** Start RAW DATA **

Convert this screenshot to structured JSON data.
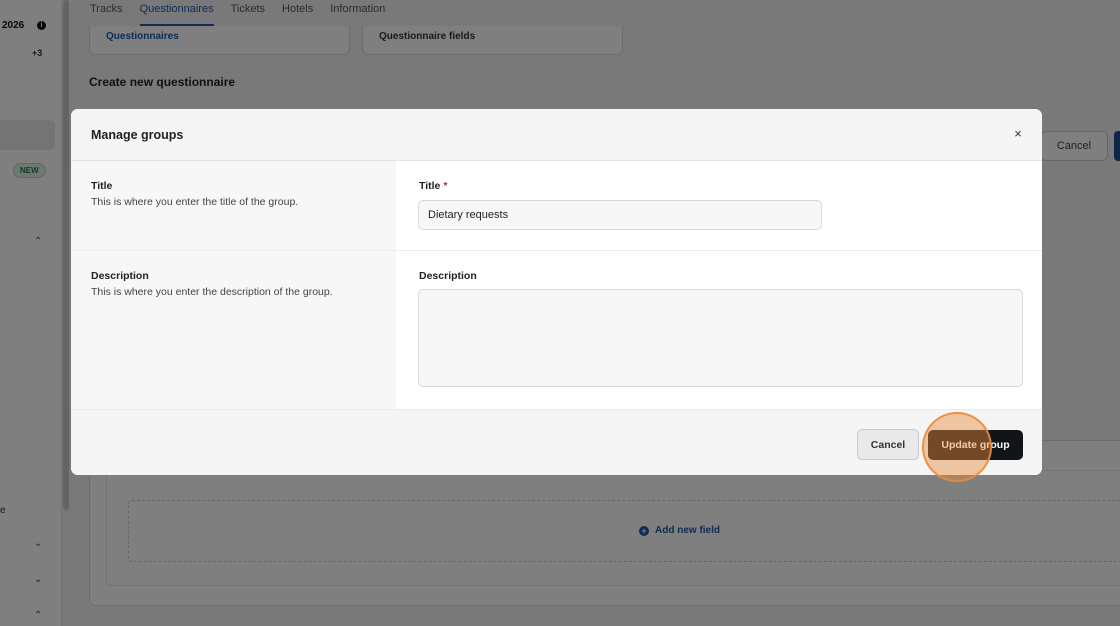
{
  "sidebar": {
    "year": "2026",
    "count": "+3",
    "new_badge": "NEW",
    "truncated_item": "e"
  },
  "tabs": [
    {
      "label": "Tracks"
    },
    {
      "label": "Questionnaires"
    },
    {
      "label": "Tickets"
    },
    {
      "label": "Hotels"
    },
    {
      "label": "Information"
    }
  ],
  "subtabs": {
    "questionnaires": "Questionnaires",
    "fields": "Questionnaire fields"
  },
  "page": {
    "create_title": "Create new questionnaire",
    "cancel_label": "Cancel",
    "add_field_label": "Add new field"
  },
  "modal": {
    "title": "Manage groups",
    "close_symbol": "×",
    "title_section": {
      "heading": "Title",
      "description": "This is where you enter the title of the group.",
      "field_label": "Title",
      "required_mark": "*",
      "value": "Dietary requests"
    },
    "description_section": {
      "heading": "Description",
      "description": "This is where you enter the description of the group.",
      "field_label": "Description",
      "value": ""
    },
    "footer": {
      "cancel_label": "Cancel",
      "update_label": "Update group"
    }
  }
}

** End RAW DATA **

Scan the lines for the string "where". Pick out every line that has it.

▸ **RESULT**
      "description": "This is where you enter the title of the group.",
      "description": "This is where you enter the description of the group.",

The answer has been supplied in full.